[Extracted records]
________________

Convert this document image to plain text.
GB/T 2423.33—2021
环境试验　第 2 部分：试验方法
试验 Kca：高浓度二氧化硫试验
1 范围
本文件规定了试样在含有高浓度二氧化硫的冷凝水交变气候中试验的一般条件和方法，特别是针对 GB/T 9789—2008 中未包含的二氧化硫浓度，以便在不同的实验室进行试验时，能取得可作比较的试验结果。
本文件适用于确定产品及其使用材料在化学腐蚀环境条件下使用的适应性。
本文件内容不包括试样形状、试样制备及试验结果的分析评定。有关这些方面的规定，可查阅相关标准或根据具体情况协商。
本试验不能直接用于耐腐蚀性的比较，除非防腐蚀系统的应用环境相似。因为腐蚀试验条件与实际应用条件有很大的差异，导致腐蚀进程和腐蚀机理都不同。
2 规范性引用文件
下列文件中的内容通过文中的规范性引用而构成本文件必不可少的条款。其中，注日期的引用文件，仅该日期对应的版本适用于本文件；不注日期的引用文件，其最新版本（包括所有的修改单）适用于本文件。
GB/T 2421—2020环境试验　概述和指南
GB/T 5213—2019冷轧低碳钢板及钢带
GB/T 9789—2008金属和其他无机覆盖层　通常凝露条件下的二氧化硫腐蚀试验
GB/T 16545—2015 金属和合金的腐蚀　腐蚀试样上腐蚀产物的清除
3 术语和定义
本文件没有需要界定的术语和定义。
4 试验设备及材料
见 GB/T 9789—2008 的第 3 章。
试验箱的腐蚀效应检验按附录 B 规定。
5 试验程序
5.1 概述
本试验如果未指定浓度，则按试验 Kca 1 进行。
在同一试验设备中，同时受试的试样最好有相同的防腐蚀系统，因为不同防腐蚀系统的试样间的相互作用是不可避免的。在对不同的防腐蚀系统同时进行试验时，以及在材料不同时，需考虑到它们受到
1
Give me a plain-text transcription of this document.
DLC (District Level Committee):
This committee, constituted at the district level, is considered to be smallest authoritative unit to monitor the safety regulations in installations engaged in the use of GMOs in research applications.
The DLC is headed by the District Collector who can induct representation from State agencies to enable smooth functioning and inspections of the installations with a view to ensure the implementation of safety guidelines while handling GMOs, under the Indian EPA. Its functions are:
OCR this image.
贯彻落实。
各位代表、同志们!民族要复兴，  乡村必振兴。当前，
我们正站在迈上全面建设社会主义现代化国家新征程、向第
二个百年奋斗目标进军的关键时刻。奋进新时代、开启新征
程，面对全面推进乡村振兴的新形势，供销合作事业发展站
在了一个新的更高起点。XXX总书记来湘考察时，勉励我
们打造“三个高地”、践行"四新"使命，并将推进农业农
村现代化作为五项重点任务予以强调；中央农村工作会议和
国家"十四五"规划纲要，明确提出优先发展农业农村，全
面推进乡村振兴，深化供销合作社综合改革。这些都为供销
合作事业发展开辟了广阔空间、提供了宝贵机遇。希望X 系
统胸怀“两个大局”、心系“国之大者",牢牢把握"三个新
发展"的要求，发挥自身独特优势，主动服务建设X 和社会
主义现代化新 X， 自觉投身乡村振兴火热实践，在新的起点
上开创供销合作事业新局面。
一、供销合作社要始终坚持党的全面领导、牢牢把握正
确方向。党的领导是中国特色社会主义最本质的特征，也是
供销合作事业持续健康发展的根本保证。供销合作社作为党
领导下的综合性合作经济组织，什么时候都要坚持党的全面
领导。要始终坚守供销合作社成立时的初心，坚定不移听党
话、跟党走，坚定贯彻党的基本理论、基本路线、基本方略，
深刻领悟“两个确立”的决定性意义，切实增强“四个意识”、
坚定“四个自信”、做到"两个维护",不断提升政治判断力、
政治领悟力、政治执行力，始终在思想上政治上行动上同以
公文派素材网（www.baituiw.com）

________________

*Exercise description*: The line containing "OCR this image." and every line after it, through the end of the records, should be repeated exactly and alone.

*Solution*:
OCR this image.
贯彻落实。
各位代表、同志们!民族要复兴，  乡村必振兴。当前，
我们正站在迈上全面建设社会主义现代化国家新征程、向第
二个百年奋斗目标进军的关键时刻。奋进新时代、开启新征
程，面对全面推进乡村振兴的新形势，供销合作事业发展站
在了一个新的更高起点。XXX总书记来湘考察时，勉励我
们打造“三个高地”、践行"四新"使命，并将推进农业农
村现代化作为五项重点任务予以强调；中央农村工作会议和
国家"十四五"规划纲要，明确提出优先发展农业农村，全
面推进乡村振兴，深化供销合作社综合改革。这些都为供销
合作事业发展开辟了广阔空间、提供了宝贵机遇。希望X 系
统胸怀“两个大局”、心系“国之大者",牢牢把握"三个新
发展"的要求，发挥自身独特优势，主动服务建设X 和社会
主义现代化新 X， 自觉投身乡村振兴火热实践，在新的起点
上开创供销合作事业新局面。
一、供销合作社要始终坚持党的全面领导、牢牢把握正
确方向。党的领导是中国特色社会主义最本质的特征，也是
供销合作事业持续健康发展的根本保证。供销合作社作为党
领导下的综合性合作经济组织，什么时候都要坚持党的全面
领导。要始终坚守供销合作社成立时的初心，坚定不移听党
话、跟党走，坚定贯彻党的基本理论、基本路线、基本方略，
深刻领悟“两个确立”的决定性意义，切实增强“四个意识”、
坚定“四个自信”、做到"两个维护",不断提升政治判断力、
政治领悟力、政治执行力，始终在思想上政治上行动上同以
公文派素材网（www.baituiw.com）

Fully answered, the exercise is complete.